Task statement: Gather every line that includes the word "JSON", please.

Input rows:
········
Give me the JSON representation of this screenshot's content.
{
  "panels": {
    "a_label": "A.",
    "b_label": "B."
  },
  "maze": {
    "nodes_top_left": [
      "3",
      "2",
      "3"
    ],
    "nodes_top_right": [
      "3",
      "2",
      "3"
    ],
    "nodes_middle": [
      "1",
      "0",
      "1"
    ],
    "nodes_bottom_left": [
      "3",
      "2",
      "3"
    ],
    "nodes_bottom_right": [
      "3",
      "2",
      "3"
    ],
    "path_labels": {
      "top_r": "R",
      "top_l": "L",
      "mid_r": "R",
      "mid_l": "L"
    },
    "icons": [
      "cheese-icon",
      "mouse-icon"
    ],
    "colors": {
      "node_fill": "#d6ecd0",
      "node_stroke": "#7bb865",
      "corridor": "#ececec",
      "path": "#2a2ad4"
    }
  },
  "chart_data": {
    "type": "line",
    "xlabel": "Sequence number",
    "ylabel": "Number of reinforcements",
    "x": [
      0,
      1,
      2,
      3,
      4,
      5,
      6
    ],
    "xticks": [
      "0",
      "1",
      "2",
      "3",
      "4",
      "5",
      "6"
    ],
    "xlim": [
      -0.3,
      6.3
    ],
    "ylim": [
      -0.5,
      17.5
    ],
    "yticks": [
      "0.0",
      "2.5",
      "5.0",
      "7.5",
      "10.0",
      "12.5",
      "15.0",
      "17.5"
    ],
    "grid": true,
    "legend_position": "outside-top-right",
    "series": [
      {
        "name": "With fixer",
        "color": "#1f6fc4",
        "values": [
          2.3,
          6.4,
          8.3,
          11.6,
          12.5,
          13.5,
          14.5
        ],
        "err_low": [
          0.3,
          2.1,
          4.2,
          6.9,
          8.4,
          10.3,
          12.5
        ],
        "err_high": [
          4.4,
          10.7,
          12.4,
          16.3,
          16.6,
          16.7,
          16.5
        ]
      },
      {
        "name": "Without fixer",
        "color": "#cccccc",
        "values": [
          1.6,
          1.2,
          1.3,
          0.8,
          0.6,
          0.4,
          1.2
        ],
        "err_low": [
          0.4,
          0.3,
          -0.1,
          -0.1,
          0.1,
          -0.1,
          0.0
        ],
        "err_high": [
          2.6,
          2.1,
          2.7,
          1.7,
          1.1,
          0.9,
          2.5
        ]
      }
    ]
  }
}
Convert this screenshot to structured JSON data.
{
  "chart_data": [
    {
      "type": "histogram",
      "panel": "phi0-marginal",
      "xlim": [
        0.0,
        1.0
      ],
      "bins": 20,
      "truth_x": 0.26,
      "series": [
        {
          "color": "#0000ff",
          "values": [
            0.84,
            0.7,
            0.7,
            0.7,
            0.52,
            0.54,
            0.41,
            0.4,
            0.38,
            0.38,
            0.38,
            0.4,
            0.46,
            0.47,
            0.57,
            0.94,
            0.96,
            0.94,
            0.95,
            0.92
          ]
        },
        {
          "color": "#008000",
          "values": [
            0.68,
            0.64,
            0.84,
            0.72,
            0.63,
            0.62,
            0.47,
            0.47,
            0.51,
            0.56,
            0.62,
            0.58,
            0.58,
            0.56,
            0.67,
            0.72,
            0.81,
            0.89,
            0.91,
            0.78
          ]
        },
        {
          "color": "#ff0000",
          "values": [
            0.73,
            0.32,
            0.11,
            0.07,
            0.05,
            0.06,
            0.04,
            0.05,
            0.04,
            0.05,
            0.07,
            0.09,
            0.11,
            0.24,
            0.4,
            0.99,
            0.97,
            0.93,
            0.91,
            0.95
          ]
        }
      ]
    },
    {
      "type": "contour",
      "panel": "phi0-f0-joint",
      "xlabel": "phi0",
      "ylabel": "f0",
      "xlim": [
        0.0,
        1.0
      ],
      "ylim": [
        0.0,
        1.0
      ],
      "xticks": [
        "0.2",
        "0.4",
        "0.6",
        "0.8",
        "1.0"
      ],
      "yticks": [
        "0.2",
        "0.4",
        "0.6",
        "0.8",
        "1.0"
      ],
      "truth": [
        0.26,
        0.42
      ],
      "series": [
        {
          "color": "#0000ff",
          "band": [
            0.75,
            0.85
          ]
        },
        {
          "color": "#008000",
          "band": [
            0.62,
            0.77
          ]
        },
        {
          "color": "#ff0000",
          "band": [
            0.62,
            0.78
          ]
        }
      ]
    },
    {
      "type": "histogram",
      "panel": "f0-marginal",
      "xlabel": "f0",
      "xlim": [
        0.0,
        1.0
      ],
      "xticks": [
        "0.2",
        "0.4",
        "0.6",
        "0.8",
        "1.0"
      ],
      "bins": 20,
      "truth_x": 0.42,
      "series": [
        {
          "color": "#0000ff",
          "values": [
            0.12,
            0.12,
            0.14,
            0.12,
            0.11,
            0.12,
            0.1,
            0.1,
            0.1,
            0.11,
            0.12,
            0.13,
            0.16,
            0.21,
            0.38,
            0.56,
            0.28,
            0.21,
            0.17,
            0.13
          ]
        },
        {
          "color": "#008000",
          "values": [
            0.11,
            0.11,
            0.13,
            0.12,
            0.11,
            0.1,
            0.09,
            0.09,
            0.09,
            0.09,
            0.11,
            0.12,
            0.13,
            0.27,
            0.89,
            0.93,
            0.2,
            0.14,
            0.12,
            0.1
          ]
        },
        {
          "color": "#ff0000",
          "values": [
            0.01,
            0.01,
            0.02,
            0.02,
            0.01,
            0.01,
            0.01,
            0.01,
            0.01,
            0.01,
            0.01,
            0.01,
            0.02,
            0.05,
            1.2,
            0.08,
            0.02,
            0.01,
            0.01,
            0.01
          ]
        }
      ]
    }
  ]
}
········
Solution to this exercise:
Give me the JSON representation of this screenshot's content.
Convert this screenshot to structured JSON data.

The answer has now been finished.